◆ PROBLEM TO WORK ON ◆
Give the data again, word for word.

◆ MATERIAL PROVIDED ◆
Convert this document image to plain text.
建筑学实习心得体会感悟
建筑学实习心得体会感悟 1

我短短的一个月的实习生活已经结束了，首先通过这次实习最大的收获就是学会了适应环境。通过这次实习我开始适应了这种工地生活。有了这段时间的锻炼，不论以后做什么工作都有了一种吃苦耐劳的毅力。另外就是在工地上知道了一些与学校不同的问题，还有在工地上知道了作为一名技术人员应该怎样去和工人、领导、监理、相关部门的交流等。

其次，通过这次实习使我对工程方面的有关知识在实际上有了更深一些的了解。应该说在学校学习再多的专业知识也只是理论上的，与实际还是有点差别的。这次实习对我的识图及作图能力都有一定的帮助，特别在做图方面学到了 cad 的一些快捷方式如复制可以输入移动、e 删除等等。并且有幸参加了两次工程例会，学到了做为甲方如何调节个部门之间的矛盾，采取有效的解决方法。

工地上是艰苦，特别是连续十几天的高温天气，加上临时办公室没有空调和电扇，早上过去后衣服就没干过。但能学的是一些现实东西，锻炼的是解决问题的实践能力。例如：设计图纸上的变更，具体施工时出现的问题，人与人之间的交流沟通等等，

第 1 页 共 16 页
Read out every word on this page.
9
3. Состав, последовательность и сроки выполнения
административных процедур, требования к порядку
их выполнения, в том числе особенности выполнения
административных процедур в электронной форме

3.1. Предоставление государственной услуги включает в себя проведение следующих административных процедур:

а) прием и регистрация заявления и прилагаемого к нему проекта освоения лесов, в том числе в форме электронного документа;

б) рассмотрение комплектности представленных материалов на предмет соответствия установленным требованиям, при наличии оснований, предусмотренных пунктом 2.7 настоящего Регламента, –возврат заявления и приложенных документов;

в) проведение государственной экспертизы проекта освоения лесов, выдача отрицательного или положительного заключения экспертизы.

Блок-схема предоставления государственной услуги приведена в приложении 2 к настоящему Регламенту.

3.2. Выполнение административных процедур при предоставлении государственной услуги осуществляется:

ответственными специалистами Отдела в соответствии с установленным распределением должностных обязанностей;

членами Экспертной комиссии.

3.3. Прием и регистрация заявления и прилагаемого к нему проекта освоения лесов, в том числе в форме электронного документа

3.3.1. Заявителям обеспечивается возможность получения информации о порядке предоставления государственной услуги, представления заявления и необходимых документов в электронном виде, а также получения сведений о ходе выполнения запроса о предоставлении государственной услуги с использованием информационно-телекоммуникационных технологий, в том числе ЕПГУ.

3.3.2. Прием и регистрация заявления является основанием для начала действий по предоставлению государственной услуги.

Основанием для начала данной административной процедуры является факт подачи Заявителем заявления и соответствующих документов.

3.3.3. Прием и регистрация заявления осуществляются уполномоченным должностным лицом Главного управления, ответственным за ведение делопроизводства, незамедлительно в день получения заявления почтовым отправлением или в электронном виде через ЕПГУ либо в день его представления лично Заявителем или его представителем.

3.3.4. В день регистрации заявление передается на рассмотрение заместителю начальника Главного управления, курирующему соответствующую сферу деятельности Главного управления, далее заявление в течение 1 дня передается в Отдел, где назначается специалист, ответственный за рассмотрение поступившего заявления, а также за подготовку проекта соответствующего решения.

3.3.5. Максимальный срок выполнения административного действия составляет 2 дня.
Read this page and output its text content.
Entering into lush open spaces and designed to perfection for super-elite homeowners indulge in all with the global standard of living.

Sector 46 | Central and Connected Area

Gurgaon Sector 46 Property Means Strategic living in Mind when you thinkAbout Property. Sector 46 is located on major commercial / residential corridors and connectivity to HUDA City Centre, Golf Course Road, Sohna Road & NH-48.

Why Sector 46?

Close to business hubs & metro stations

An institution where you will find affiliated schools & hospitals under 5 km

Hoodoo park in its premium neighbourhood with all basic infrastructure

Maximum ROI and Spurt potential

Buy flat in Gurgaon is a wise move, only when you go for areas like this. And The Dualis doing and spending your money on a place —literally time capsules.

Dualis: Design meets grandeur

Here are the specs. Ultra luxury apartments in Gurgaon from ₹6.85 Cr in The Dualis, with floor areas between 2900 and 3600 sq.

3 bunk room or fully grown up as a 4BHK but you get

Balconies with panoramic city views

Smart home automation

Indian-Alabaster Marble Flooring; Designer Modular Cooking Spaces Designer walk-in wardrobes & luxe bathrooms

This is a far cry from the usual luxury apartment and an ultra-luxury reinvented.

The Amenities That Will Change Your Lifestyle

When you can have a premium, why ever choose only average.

◆ WRITTEN ANSWER ◆
Convert this document image to plain text.
建筑学实习心得体会感悟
建筑学实习心得体会感悟 1

我短短的一个月的实习生活已经结束了，首先通过这次实习最大的收获就是学会了适应环境。通过这次实习我开始适应了这种工地生活。有了这段时间的锻炼，不论以后做什么工作都有了一种吃苦耐劳的毅力。另外就是在工地上知道了一些与学校不同的问题，还有在工地上知道了作为一名技术人员应该怎样去和工人、领导、监理、相关部门的交流等。

其次，通过这次实习使我对工程方面的有关知识在实际上有了更深一些的了解。应该说在学校学习再多的专业知识也只是理论上的，与实际还是有点差别的。这次实习对我的识图及作图能力都有一定的帮助，特别在做图方面学到了 cad 的一些快捷方式如复制可以输入移动、e 删除等等。并且有幸参加了两次工程例会，学到了做为甲方如何调节个部门之间的矛盾，采取有效的解决方法。

工地上是艰苦，特别是连续十几天的高温天气，加上临时办公室没有空调和电扇，早上过去后衣服就没干过。但能学的是一些现实东西，锻炼的是解决问题的实践能力。例如：设计图纸上的变更，具体施工时出现的问题，人与人之间的交流沟通等等，

第 1 页 共 16 页
Read out every word on this page.
9
3. Состав, последовательность и сроки выполнения
административных процедур, требования к порядку
их выполнения, в том числе особенности выполнения
административных процедур в электронной форме

3.1. Предоставление государственной услуги включает в себя проведение следующих административных процедур:

а) прием и регистрация заявления и прилагаемого к нему проекта освоения лесов, в том числе в форме электронного документа;

б) рассмотрение комплектности представленных материалов на предмет соответствия установленным требованиям, при наличии оснований, предусмотренных пунктом 2.7 настоящего Регламента, –возврат заявления и приложенных документов;

в) проведение государственной экспертизы проекта освоения лесов, выдача отрицательного или положительного заключения экспертизы.

Блок-схема предоставления государственной услуги приведена в приложении 2 к настоящему Регламенту.

3.2. Выполнение административных процедур при предоставлении государственной услуги осуществляется:

ответственными специалистами Отдела в соответствии с установленным распределением должностных обязанностей;

членами Экспертной комиссии.

3.3. Прием и регистрация заявления и прилагаемого к нему проекта освоения лесов, в том числе в форме электронного документа

3.3.1. Заявителям обеспечивается возможность получения информации о порядке предоставления государственной услуги, представления заявления и необходимых документов в электронном виде, а также получения сведений о ходе выполнения запроса о предоставлении государственной услуги с использованием информационно-телекоммуникационных технологий, в том числе ЕПГУ.

3.3.2. Прием и регистрация заявления является основанием для начала действий по предоставлению государственной услуги.

Основанием для начала данной административной процедуры является факт подачи Заявителем заявления и соответствующих документов.

3.3.3. Прием и регистрация заявления осуществляются уполномоченным должностным лицом Главного управления, ответственным за ведение делопроизводства, незамедлительно в день получения заявления почтовым отправлением или в электронном виде через ЕПГУ либо в день его представления лично Заявителем или его представителем.

3.3.4. В день регистрации заявление передается на рассмотрение заместителю начальника Главного управления, курирующему соответствующую сферу деятельности Главного управления, далее заявление в течение 1 дня передается в Отдел, где назначается специалист, ответственный за рассмотрение поступившего заявления, а также за подготовку проекта соответствующего решения.

3.3.5. Максимальный срок выполнения административного действия составляет 2 дня.
Read this page and output its text content.
Entering into lush open spaces and designed to perfection for super-elite homeowners indulge in all with the global standard of living.

Sector 46 | Central and Connected Area

Gurgaon Sector 46 Property Means Strategic living in Mind when you thinkAbout Property. Sector 46 is located on major commercial / residential corridors and connectivity to HUDA City Centre, Golf Course Road, Sohna Road & NH-48.

Why Sector 46?

Close to business hubs & metro stations

An institution where you will find affiliated schools & hospitals under 5 km

Hoodoo park in its premium neighbourhood with all basic infrastructure

Maximum ROI and Spurt potential

Buy flat in Gurgaon is a wise move, only when you go for areas like this. And The Dualis doing and spending your money on a place —literally time capsules.

Dualis: Design meets grandeur

Here are the specs. Ultra luxury apartments in Gurgaon from ₹6.85 Cr in The Dualis, with floor areas between 2900 and 3600 sq.

3 bunk room or fully grown up as a 4BHK but you get

Balconies with panoramic city views

Smart home automation

Indian-Alabaster Marble Flooring; Designer Modular Cooking Spaces Designer walk-in wardrobes & luxe bathrooms

This is a far cry from the usual luxury apartment and an ultra-luxury reinvented.

The Amenities That Will Change Your Lifestyle

When you can have a premium, why ever choose only average.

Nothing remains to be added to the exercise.